_What needs to be done:_ Going through the entries below, work out how many lines have the string "perinatal" in them. Give the number and nothing more.

### Input data ###

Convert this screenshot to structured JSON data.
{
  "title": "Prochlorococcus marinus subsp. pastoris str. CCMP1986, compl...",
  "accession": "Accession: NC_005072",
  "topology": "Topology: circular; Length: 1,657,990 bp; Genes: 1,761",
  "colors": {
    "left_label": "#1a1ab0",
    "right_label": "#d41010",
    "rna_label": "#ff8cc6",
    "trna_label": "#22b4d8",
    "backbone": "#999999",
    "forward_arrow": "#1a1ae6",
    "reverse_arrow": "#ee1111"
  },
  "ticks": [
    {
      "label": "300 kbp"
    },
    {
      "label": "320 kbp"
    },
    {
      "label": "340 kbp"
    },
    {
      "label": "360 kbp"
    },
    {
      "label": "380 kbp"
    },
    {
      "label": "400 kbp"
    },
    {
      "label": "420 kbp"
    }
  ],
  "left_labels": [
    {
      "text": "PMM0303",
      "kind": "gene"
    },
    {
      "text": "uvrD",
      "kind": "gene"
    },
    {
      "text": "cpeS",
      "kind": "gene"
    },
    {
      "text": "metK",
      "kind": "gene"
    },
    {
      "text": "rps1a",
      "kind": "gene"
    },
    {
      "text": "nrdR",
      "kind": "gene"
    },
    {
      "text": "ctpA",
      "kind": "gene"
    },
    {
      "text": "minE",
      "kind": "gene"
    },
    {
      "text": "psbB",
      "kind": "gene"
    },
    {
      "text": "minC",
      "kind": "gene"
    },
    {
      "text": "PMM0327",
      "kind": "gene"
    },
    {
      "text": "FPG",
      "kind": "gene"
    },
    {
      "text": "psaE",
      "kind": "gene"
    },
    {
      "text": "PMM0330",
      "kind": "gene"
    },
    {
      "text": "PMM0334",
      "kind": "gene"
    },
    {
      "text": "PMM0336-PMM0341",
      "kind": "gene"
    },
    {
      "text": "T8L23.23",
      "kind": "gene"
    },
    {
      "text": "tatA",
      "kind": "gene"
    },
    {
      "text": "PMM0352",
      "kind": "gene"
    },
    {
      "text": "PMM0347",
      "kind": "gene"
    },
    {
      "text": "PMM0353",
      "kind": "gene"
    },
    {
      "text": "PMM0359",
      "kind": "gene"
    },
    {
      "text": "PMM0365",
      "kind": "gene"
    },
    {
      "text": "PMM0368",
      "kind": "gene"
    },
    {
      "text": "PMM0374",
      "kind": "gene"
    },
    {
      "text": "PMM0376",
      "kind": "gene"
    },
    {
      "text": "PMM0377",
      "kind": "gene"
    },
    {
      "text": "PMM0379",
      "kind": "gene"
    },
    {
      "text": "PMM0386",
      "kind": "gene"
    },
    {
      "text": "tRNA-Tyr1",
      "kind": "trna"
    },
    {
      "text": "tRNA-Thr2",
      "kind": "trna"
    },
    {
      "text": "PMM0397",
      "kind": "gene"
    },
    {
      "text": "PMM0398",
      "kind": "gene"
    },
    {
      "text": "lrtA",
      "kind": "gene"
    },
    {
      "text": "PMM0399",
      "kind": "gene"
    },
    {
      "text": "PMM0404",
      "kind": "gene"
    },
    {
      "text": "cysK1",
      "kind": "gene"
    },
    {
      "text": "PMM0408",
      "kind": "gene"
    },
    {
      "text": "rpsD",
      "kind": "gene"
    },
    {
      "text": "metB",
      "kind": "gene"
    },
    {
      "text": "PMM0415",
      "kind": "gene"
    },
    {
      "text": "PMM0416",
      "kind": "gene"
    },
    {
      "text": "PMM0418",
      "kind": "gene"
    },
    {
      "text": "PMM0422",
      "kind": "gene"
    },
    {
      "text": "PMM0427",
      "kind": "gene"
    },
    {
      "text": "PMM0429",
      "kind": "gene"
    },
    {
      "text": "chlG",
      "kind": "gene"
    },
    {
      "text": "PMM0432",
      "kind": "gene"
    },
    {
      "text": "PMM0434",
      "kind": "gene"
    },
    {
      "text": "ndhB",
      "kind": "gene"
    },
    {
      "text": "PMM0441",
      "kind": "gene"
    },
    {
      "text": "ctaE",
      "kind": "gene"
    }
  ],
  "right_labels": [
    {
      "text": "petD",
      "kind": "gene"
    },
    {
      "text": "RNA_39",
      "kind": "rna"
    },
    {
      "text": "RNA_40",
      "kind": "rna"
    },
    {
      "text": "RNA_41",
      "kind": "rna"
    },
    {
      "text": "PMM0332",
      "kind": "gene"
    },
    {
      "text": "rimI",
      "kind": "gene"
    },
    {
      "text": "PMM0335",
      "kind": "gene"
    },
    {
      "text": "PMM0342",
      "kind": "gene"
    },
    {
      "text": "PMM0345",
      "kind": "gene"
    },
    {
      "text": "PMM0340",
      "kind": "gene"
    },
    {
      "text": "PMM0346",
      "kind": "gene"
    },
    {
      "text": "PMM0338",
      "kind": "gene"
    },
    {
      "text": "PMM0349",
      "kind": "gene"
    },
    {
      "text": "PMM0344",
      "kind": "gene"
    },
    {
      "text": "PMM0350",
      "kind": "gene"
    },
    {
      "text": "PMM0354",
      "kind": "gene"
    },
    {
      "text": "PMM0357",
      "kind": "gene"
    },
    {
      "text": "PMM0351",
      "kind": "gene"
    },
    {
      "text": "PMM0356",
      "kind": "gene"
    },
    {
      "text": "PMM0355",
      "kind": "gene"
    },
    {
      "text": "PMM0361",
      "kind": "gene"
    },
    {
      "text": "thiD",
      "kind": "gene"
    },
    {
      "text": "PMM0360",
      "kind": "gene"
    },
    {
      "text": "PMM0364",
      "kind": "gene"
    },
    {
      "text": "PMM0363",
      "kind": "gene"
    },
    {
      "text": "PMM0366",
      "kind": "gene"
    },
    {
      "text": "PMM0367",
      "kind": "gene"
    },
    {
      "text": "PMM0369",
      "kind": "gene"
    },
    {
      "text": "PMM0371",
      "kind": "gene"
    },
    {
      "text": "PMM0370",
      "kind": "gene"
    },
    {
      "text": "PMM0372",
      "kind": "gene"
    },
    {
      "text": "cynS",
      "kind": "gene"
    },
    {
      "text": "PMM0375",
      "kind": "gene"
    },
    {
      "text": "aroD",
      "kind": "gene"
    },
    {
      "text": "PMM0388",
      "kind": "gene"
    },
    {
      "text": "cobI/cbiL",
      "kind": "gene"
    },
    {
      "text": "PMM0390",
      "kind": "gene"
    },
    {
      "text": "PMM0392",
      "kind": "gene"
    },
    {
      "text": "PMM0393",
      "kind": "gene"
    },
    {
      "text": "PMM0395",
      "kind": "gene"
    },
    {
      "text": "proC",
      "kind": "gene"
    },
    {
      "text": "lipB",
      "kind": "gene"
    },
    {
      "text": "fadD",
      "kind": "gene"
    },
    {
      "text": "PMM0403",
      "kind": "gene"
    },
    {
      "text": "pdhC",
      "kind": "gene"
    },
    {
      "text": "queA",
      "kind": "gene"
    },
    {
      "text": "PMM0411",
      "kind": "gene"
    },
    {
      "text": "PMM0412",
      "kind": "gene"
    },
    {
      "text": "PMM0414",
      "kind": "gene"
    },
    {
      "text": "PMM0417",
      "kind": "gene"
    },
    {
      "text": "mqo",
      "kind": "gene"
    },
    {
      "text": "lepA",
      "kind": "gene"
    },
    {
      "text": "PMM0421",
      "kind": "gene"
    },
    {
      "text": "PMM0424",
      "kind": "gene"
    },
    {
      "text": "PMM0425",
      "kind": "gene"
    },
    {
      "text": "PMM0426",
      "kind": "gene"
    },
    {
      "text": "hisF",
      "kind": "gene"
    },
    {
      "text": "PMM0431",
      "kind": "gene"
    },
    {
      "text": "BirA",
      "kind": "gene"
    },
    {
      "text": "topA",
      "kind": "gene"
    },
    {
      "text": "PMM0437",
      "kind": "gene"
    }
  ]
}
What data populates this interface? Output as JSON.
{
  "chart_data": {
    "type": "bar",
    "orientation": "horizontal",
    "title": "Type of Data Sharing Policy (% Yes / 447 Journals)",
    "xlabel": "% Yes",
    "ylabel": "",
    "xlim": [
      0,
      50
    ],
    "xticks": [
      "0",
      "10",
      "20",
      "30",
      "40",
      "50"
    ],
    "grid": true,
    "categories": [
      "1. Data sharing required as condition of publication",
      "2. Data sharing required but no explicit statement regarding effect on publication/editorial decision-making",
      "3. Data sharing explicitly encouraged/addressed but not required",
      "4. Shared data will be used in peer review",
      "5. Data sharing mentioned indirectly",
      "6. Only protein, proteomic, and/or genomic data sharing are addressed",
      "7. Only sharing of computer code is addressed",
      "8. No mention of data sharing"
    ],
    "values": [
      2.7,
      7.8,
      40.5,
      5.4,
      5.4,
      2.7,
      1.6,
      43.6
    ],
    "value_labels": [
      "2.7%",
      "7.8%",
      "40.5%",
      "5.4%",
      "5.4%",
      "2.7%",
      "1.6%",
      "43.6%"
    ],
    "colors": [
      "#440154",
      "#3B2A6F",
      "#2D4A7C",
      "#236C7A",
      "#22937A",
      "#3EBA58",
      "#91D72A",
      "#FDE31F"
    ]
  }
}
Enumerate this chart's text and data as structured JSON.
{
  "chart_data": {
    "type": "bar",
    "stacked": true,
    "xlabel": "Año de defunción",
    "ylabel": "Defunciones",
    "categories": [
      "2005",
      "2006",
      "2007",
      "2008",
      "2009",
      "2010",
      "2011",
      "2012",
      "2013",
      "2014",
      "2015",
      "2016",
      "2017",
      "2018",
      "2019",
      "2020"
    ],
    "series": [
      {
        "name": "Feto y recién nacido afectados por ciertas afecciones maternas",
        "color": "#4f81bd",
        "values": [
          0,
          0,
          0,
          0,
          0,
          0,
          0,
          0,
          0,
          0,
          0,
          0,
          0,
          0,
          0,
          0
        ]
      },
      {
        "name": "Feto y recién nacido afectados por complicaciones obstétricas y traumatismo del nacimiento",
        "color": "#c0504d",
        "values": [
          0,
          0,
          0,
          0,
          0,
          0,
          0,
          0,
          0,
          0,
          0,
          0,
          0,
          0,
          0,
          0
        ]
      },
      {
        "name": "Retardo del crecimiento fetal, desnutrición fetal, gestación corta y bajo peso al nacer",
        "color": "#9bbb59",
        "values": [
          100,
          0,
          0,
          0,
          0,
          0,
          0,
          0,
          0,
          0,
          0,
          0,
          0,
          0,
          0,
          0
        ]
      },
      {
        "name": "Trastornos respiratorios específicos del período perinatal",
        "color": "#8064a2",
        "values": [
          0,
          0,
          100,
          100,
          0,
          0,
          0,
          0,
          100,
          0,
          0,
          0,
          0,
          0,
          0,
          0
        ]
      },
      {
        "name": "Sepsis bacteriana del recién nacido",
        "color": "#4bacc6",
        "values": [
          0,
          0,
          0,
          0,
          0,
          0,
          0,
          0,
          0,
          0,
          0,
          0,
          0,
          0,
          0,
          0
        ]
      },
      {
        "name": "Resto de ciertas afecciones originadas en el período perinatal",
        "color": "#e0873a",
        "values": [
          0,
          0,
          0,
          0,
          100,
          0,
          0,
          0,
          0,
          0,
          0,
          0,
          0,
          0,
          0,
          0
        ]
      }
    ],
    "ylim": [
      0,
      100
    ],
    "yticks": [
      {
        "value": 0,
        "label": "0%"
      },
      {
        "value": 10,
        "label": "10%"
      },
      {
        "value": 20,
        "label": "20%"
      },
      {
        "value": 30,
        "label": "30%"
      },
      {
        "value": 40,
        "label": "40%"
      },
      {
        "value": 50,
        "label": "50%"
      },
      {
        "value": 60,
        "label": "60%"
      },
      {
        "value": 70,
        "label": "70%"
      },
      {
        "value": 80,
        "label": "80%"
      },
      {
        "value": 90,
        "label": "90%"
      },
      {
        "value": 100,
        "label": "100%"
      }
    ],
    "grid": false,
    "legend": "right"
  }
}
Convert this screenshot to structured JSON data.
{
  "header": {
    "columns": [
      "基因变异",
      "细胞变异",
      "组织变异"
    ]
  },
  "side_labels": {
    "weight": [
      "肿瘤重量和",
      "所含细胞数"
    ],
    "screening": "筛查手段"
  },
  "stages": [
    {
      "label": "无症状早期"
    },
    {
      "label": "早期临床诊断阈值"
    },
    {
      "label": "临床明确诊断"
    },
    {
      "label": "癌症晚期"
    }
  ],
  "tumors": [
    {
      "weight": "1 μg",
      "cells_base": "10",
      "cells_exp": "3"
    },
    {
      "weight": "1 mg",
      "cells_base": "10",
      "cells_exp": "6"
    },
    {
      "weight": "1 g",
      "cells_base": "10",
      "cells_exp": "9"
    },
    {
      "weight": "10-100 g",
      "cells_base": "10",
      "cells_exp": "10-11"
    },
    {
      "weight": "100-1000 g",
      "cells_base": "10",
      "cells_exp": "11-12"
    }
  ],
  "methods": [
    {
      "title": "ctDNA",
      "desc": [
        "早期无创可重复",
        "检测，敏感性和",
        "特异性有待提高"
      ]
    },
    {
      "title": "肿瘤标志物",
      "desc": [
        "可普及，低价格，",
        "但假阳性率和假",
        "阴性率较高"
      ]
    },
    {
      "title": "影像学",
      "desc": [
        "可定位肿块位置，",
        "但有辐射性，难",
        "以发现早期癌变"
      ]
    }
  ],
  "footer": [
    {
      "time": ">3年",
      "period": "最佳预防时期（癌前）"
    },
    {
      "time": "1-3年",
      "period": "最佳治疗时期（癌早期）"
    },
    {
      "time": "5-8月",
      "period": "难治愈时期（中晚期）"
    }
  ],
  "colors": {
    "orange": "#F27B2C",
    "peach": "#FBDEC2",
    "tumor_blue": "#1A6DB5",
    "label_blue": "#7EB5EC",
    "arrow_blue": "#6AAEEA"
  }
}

###

_Output for this exercise:_ 2